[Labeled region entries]
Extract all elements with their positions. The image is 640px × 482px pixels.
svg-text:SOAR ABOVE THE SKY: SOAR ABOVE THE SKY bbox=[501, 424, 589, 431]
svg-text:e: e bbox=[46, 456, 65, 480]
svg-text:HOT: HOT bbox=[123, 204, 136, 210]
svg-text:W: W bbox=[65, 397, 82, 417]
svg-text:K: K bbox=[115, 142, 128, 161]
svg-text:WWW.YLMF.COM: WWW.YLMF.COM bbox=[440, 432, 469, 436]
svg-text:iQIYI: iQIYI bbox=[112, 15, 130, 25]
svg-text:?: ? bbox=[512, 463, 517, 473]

• _Exercise aim_
Repeat these lines exactly as they appear.

• _The answer_
Extract all elements with their positions. The image is 640px × 482px pixels.
svg-text:SOAR ABOVE THE SKY: SOAR ABOVE THE SKY bbox=[501, 424, 589, 431]
svg-text:e: e bbox=[46, 456, 65, 480]
svg-text:HOT: HOT bbox=[123, 204, 136, 210]
svg-text:W: W bbox=[65, 397, 82, 417]
svg-text:K: K bbox=[115, 142, 128, 161]
svg-text:WWW.YLMF.COM: WWW.YLMF.COM bbox=[440, 432, 469, 436]
svg-text:iQIYI: iQIYI bbox=[112, 15, 130, 25]
svg-text:?: ? bbox=[512, 463, 517, 473]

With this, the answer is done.